# WHAT YOU WILL DO:
Copy out every line containing the word "chevron".
[begin THE INPUT]
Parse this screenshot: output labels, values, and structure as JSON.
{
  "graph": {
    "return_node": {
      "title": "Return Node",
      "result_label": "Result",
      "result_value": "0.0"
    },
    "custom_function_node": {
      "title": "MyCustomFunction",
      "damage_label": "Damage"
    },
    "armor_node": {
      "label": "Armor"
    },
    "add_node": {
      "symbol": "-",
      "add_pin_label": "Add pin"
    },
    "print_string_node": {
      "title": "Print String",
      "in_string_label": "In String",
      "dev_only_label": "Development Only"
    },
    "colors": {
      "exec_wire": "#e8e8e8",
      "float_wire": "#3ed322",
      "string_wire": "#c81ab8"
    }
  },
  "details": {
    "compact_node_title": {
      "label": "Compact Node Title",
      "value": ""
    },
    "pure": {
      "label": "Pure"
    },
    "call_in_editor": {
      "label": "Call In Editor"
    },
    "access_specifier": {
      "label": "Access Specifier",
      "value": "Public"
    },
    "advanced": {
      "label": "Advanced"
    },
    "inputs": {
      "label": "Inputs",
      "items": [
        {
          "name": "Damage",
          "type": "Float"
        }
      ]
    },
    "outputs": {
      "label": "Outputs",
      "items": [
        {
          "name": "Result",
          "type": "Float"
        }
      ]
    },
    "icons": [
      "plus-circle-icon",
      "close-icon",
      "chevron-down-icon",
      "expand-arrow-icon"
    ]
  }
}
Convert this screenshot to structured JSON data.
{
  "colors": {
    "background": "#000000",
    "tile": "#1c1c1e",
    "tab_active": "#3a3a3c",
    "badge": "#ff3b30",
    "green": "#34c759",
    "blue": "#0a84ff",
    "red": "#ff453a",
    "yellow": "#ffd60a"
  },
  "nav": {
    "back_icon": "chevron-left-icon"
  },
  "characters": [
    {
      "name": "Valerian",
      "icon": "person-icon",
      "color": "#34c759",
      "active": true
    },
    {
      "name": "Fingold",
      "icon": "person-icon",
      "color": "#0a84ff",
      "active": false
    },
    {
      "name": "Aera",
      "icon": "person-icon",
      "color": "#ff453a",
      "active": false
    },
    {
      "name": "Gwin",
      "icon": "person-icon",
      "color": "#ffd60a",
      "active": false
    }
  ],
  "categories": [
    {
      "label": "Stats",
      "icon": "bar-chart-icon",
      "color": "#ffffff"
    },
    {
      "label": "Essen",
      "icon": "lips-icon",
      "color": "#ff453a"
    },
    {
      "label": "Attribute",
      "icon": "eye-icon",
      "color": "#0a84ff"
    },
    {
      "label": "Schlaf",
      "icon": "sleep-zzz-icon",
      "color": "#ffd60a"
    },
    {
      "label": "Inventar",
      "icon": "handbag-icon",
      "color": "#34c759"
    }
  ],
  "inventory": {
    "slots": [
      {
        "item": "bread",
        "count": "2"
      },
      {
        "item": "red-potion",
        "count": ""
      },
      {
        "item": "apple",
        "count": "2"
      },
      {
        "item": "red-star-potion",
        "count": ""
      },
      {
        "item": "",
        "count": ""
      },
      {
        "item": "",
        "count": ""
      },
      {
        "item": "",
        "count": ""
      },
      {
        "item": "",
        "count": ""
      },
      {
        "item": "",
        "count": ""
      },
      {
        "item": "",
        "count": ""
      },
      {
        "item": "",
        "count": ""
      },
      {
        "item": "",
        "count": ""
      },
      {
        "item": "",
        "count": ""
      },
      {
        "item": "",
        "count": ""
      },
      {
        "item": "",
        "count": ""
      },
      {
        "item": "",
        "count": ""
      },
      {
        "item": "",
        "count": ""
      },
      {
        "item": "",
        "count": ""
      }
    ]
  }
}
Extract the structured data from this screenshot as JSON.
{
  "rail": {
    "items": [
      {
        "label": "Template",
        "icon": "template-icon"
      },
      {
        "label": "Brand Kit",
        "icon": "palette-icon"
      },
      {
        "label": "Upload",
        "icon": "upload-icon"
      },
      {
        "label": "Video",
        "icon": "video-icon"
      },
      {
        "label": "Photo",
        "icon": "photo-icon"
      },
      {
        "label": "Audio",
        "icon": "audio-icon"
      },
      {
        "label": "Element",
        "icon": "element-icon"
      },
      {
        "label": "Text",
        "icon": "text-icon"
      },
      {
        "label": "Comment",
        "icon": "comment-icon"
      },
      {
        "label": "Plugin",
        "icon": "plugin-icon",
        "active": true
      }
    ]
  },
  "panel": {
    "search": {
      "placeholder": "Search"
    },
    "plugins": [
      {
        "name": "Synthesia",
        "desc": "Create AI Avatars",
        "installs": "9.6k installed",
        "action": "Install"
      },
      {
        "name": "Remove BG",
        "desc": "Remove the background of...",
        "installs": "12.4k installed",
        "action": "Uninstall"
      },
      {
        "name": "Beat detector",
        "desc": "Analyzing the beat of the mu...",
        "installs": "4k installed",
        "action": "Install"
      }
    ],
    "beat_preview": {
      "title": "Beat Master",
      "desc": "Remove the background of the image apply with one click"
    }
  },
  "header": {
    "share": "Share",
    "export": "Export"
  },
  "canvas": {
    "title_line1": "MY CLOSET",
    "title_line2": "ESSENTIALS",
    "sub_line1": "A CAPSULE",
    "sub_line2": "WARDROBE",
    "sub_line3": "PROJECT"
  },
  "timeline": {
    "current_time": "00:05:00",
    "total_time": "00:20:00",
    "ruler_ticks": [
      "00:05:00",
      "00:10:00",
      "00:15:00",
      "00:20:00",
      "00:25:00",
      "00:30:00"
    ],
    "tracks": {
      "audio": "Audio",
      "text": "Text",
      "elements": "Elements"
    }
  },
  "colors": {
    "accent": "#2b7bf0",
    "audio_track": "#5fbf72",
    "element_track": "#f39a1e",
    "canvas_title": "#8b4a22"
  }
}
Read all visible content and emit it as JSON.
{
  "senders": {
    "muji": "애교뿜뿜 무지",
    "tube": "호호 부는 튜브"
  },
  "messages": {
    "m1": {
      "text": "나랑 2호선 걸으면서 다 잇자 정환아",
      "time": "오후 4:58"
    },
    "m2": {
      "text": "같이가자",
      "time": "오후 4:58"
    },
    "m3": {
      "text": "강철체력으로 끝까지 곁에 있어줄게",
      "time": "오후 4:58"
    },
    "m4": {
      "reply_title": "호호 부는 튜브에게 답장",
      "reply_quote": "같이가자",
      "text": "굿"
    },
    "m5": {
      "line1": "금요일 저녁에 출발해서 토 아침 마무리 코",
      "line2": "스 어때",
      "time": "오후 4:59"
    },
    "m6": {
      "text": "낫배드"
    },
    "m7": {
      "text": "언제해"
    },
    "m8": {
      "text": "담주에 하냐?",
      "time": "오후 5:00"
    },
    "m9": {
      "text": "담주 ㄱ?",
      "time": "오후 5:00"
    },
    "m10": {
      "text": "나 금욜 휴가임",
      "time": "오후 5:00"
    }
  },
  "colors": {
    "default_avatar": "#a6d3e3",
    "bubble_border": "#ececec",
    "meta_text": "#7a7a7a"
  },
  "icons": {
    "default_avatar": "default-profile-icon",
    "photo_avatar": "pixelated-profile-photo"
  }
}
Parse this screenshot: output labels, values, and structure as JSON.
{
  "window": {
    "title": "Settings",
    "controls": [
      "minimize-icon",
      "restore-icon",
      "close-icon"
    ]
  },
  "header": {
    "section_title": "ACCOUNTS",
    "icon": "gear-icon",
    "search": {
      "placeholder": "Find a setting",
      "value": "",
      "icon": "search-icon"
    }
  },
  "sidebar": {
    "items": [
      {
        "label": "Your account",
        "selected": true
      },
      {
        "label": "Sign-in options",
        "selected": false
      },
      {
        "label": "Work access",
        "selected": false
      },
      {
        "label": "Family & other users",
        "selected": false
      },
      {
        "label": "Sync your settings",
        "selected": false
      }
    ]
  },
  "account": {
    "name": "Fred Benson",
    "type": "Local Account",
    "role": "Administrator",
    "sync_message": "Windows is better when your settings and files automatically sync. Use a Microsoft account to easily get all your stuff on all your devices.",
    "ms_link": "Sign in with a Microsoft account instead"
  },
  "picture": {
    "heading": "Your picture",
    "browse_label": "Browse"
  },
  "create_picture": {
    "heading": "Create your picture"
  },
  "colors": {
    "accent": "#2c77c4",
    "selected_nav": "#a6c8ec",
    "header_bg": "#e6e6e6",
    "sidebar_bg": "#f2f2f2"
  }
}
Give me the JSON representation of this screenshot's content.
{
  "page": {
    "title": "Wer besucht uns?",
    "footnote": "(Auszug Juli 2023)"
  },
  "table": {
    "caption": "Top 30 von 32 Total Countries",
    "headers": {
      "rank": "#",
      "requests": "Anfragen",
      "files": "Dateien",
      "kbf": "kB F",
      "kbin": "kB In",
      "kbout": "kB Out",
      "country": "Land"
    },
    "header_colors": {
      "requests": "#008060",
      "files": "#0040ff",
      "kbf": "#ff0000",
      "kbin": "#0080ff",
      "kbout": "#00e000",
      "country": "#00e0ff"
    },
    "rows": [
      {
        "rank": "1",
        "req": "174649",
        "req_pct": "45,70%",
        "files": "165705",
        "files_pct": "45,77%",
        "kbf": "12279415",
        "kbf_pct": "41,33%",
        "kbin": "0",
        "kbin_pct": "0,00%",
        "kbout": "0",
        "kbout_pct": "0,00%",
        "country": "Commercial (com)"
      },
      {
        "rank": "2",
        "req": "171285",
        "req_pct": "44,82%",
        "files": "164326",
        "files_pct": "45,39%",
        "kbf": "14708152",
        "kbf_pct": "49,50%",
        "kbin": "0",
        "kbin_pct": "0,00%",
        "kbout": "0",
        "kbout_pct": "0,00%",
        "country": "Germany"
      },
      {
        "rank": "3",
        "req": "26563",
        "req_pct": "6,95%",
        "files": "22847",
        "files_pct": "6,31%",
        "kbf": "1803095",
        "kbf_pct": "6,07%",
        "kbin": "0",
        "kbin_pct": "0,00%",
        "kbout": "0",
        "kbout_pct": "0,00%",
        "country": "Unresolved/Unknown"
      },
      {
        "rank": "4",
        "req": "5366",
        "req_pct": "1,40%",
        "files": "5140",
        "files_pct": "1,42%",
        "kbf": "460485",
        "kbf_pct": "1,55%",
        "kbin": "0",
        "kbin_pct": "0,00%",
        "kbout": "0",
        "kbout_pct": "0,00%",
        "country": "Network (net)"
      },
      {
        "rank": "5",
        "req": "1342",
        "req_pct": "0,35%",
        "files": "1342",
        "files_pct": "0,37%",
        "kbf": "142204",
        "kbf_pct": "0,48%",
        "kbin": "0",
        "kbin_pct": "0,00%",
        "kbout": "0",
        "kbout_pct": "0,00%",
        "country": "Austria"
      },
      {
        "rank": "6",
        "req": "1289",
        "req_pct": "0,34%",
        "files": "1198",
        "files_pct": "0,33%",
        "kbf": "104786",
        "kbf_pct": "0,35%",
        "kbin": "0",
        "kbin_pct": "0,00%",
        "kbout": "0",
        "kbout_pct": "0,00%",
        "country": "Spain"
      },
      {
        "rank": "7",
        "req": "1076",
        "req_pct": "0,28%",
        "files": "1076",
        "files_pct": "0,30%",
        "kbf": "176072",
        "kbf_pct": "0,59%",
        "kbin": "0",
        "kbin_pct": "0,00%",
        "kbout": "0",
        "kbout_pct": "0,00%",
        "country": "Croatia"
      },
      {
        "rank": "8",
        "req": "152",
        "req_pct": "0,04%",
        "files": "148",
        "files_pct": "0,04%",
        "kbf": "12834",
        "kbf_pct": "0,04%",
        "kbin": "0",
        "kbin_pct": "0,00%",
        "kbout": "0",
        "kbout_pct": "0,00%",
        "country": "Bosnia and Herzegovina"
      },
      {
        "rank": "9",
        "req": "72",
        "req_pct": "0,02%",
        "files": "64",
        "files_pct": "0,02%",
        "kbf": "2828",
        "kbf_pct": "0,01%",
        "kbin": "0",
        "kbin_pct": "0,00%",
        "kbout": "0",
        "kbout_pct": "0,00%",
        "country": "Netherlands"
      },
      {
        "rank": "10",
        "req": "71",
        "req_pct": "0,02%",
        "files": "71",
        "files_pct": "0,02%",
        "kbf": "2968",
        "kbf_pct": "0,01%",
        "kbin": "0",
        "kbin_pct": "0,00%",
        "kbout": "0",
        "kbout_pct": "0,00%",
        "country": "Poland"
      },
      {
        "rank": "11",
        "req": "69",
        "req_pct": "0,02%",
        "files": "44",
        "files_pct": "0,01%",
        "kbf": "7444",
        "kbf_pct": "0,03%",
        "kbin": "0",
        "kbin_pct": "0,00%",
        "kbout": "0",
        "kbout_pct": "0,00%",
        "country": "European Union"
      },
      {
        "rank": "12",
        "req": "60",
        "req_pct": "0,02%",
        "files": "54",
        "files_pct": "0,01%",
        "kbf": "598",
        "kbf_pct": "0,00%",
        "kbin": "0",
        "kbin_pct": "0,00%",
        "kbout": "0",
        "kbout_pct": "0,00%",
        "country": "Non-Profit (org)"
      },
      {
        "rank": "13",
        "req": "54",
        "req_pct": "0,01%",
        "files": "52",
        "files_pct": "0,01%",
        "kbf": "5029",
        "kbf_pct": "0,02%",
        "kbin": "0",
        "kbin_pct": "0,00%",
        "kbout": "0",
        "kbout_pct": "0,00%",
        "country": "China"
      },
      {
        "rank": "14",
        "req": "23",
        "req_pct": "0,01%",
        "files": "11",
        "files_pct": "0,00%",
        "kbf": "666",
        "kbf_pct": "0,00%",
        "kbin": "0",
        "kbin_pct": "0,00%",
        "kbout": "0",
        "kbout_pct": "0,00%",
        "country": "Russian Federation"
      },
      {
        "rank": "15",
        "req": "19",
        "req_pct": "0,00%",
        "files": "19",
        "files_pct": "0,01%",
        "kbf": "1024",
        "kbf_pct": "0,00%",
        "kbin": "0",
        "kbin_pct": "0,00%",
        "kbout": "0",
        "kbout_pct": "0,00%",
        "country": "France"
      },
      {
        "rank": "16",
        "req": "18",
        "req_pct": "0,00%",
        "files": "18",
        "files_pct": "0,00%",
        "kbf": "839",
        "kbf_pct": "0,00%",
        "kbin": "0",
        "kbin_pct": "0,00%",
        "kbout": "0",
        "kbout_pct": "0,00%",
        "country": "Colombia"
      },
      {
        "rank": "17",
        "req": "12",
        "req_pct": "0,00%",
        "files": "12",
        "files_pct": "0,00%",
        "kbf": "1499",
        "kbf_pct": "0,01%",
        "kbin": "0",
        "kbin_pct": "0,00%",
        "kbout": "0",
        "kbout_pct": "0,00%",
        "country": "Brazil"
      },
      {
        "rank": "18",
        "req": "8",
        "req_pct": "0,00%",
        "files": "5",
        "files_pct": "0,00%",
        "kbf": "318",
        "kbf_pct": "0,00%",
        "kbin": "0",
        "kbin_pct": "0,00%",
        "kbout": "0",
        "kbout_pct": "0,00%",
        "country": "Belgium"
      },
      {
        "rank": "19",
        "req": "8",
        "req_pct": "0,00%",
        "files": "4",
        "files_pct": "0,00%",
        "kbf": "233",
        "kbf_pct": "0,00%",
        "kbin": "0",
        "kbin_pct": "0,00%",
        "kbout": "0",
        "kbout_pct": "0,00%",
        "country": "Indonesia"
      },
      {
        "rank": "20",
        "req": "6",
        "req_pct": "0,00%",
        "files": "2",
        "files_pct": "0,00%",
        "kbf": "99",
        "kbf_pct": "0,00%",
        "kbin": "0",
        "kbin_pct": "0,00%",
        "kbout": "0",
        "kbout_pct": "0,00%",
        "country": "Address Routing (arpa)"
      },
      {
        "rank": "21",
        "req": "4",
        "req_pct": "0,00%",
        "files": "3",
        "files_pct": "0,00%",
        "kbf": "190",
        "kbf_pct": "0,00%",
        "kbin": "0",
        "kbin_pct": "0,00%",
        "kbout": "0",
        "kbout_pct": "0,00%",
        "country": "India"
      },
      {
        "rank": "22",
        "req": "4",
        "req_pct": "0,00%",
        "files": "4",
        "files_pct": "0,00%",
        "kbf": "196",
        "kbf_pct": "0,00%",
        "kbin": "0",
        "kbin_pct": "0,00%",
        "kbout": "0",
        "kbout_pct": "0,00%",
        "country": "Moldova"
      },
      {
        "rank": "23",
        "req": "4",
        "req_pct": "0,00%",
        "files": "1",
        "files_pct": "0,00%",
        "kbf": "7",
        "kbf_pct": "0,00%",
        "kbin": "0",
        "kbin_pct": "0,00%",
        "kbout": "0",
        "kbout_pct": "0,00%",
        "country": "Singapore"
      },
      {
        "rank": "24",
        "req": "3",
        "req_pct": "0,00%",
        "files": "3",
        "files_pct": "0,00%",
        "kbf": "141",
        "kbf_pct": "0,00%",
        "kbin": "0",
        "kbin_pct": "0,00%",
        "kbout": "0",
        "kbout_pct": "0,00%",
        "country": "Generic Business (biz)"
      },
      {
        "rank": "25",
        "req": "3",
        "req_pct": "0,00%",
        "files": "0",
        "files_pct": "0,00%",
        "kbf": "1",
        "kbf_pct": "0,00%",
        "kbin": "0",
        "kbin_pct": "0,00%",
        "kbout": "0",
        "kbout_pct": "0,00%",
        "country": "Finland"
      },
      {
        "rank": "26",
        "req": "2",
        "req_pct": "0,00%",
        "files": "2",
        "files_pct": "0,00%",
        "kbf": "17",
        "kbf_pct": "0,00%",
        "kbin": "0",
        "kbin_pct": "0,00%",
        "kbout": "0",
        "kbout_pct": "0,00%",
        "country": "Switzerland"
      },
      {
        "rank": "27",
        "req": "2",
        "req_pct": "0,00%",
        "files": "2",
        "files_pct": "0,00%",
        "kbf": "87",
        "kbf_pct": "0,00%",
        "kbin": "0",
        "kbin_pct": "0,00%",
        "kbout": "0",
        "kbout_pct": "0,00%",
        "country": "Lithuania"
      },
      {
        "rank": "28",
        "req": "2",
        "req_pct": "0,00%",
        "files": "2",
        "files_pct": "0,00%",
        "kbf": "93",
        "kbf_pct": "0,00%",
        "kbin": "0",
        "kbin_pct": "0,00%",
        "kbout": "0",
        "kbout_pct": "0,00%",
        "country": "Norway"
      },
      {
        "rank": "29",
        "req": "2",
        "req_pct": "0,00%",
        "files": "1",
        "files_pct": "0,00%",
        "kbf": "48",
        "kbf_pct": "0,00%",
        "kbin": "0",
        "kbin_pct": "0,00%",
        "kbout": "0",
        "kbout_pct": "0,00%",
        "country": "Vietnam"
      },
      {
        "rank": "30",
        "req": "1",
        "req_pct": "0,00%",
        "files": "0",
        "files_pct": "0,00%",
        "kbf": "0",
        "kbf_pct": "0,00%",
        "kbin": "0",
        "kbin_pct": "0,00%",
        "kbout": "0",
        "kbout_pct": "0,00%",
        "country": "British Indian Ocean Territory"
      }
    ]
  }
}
[end THE INPUT]
# FULL SOLUTION:
      "chevron-down-icon",
    "back_icon": "chevron-left-icon"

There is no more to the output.